WHAT THIS TASK INVOLVES >> Take the lines from the one with "Type out the text in this image." through the end of the material below and repeat them exactly, dropping every picture.

- - -

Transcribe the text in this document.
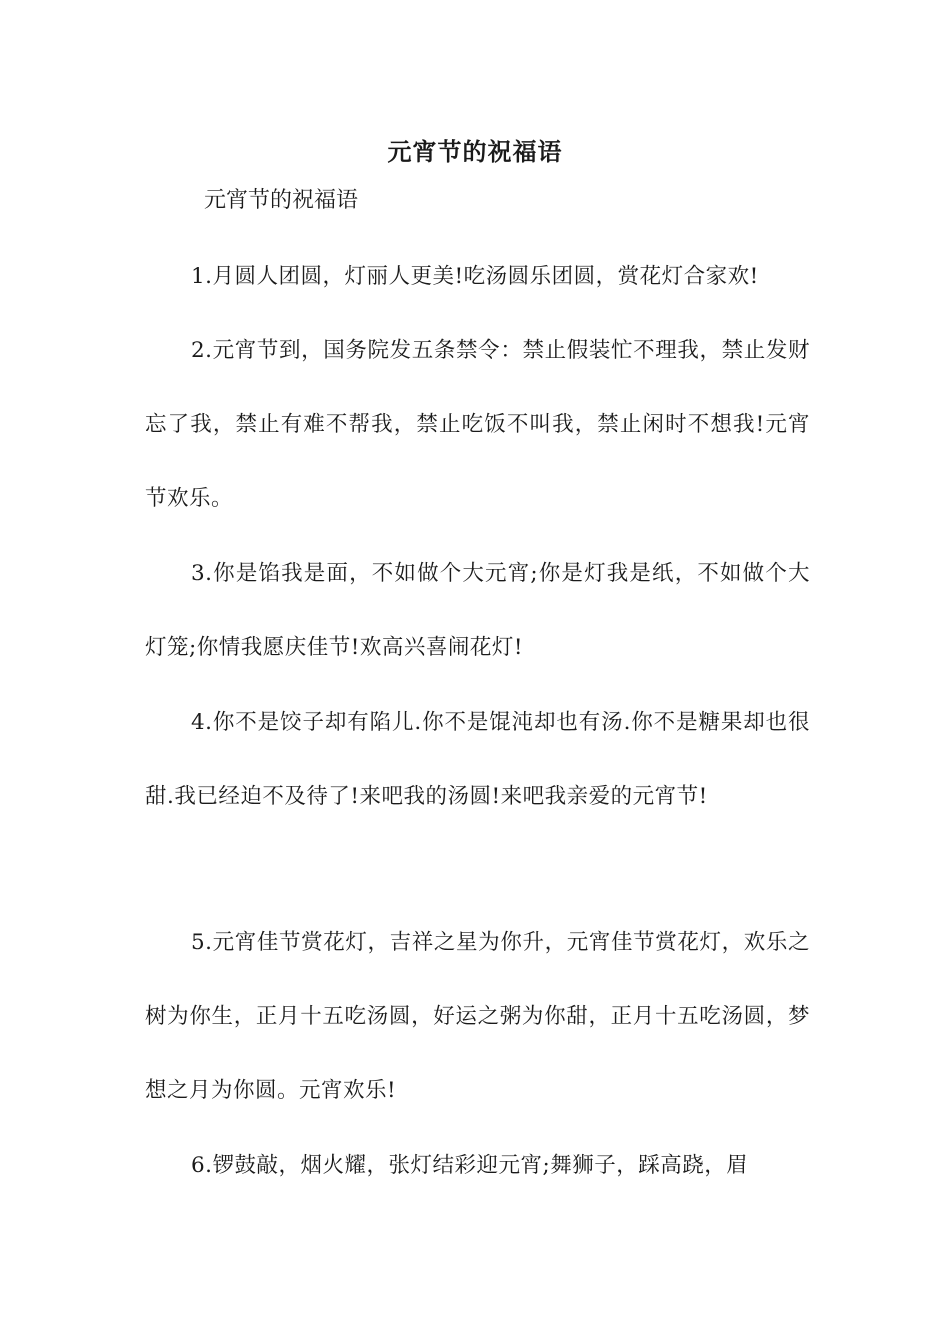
元宵节的祝福语
元宵节的祝福语

1.月圆人团圆，灯丽人更美!吃汤圆乐团圆，赏花灯合家欢!

2.元宵节到，国务院发五条禁令：禁止假装忙不理我，禁止发财忘了我，禁止有难不帮我，禁止吃饭不叫我，禁止闲时不想我!元宵节欢乐。

3.你是馅我是面，不如做个大元宵;你是灯我是纸，不如做个大灯笼;你情我愿庆佳节!欢高兴喜闹花灯!

4.你不是饺子却有陷儿.你不是馄沌却也有汤.你不是糖果却也很甜.我已经迫不及待了!来吧我的汤圆!来吧我亲爱的元宵节!

5.元宵佳节赏花灯，吉祥之星为你升，元宵佳节赏花灯，欢乐之树为你生，正月十五吃汤圆，好运之粥为你甜，正月十五吃汤圆，梦想之月为你圆。元宵欢乐!

6.锣鼓敲，烟火耀，张灯结彩迎元宵;舞狮子，踩高跷，眉
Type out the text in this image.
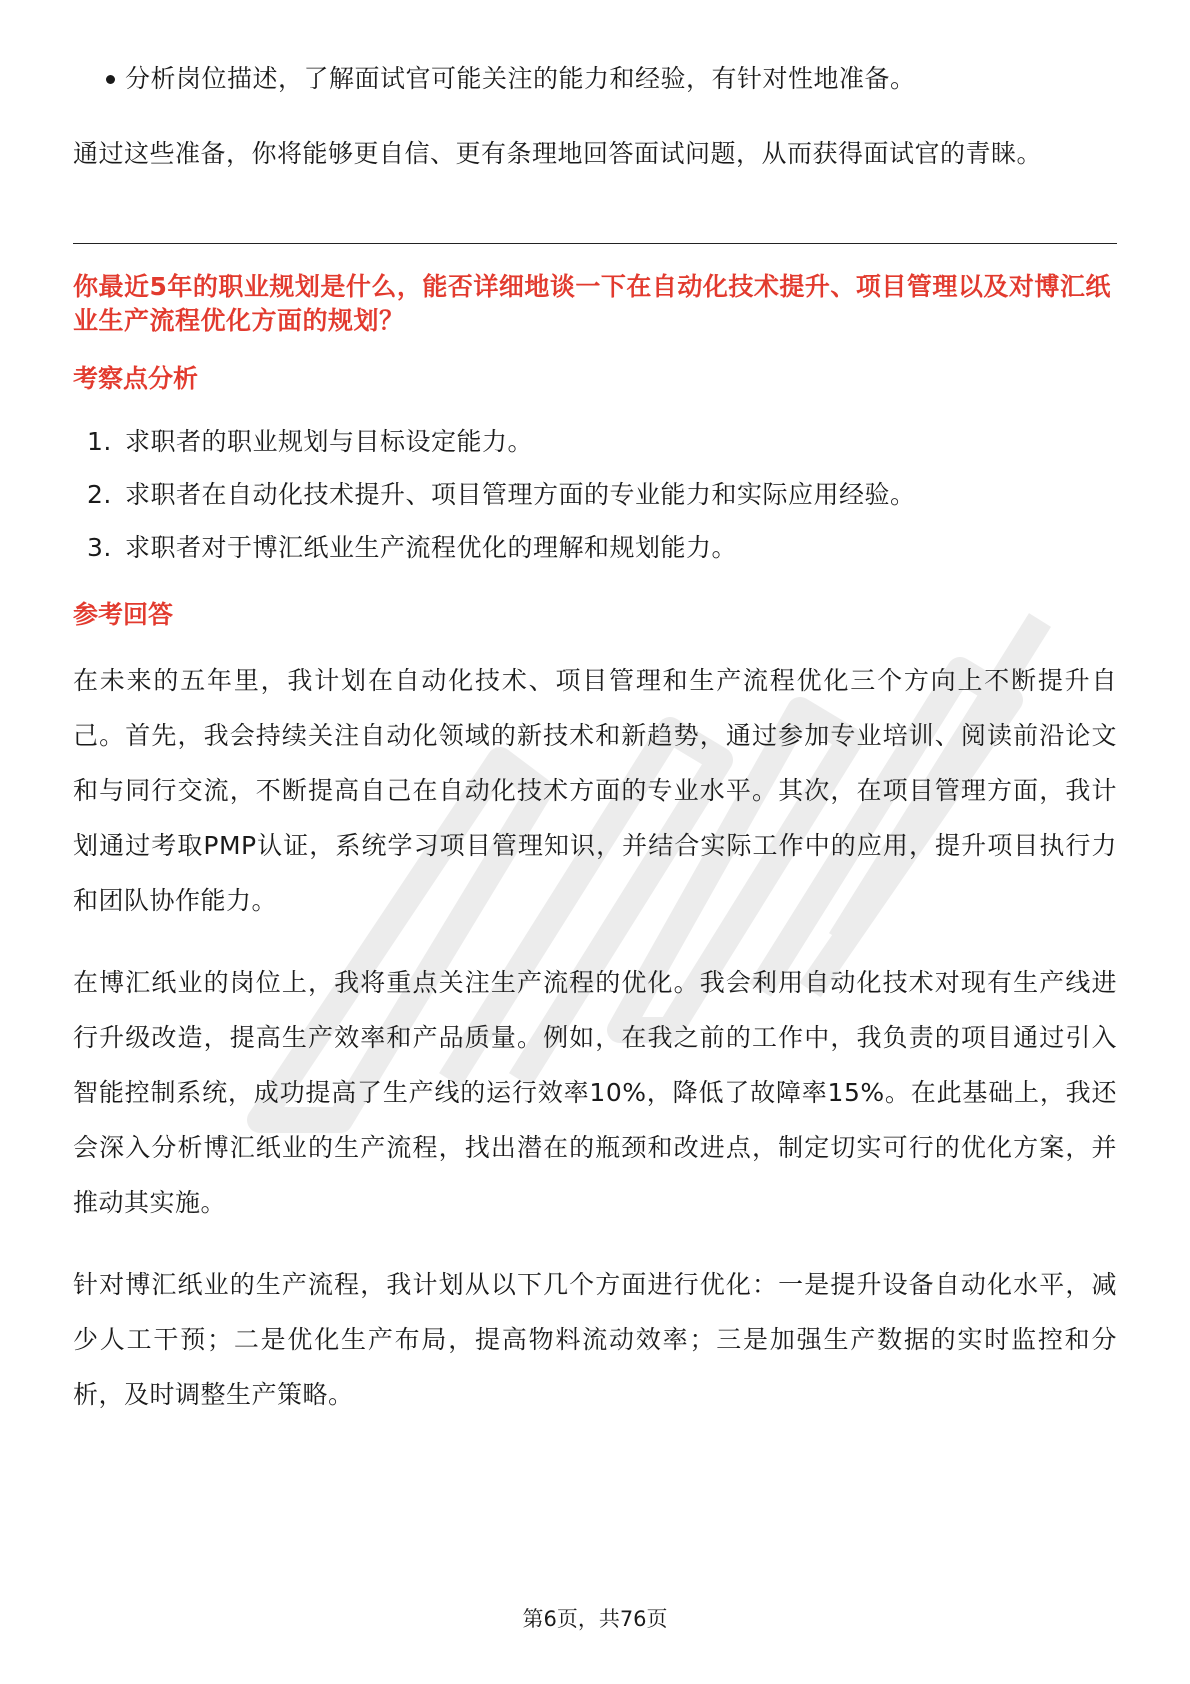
分析岗位描述，了解面试官可能关注的能力和经验，有针对性地准备。

通过这些准备，你将能够更自信、更有条理地回答面试问题，从而获得面试官的青睐。

你最近5年的职业规划是什么，能否详细地谈一下在自动化技术提升、项目管理以及对博汇纸业生产流程优化方面的规划？
考察点分析
1. 求职者的职业规划与目标设定能力。
2. 求职者在自动化技术提升、项目管理方面的专业能力和实际应用经验。
3. 求职者对于博汇纸业生产流程优化的理解和规划能力。
参考回答

在未来的五年里，我计划在自动化技术、项目管理和生产流程优化三个方向上不断提升自己。首先，我会持续关注自动化领域的新技术和新趋势，通过参加专业培训、阅读前沿论文和与同行交流，不断提高自己在自动化技术方面的专业水平。其次，在项目管理方面，我计划通过考取PMP认证，系统学习项目管理知识，并结合实际工作中的应用，提升项目执行力和团队协作能力。

在博汇纸业的岗位上，我将重点关注生产流程的优化。我会利用自动化技术对现有生产线进行升级改造，提高生产效率和产品质量。例如，在我之前的工作中，我负责的项目通过引入智能控制系统，成功提高了生产线的运行效率10%，降低了故障率15%。在此基础上，我还会深入分析博汇纸业的生产流程，找出潜在的瓶颈和改进点，制定切实可行的优化方案，并推动其实施。

针对博汇纸业的生产流程，我计划从以下几个方面进行优化：一是提升设备自动化水平，减少人工干预；二是优化生产布局，提高物料流动效率；三是加强生产数据的实时监控和分析，及时调整生产策略。

第6页，共76页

- - -

COMPLETE OUTPUT >>
Type out the text in this image.
分析岗位描述，了解面试官可能关注的能力和经验，有针对性地准备。

通过这些准备，你将能够更自信、更有条理地回答面试问题，从而获得面试官的青睐。

你最近5年的职业规划是什么，能否详细地谈一下在自动化技术提升、项目管理以及对博汇纸业生产流程优化方面的规划？
考察点分析
1. 求职者的职业规划与目标设定能力。
2. 求职者在自动化技术提升、项目管理方面的专业能力和实际应用经验。
3. 求职者对于博汇纸业生产流程优化的理解和规划能力。
参考回答

在未来的五年里，我计划在自动化技术、项目管理和生产流程优化三个方向上不断提升自己。首先，我会持续关注自动化领域的新技术和新趋势，通过参加专业培训、阅读前沿论文和与同行交流，不断提高自己在自动化技术方面的专业水平。其次，在项目管理方面，我计划通过考取PMP认证，系统学习项目管理知识，并结合实际工作中的应用，提升项目执行力和团队协作能力。

在博汇纸业的岗位上，我将重点关注生产流程的优化。我会利用自动化技术对现有生产线进行升级改造，提高生产效率和产品质量。例如，在我之前的工作中，我负责的项目通过引入智能控制系统，成功提高了生产线的运行效率10%，降低了故障率15%。在此基础上，我还会深入分析博汇纸业的生产流程，找出潜在的瓶颈和改进点，制定切实可行的优化方案，并推动其实施。

针对博汇纸业的生产流程，我计划从以下几个方面进行优化：一是提升设备自动化水平，减少人工干预；二是优化生产布局，提高物料流动效率；三是加强生产数据的实时监控和分析，及时调整生产策略。

第6页，共76页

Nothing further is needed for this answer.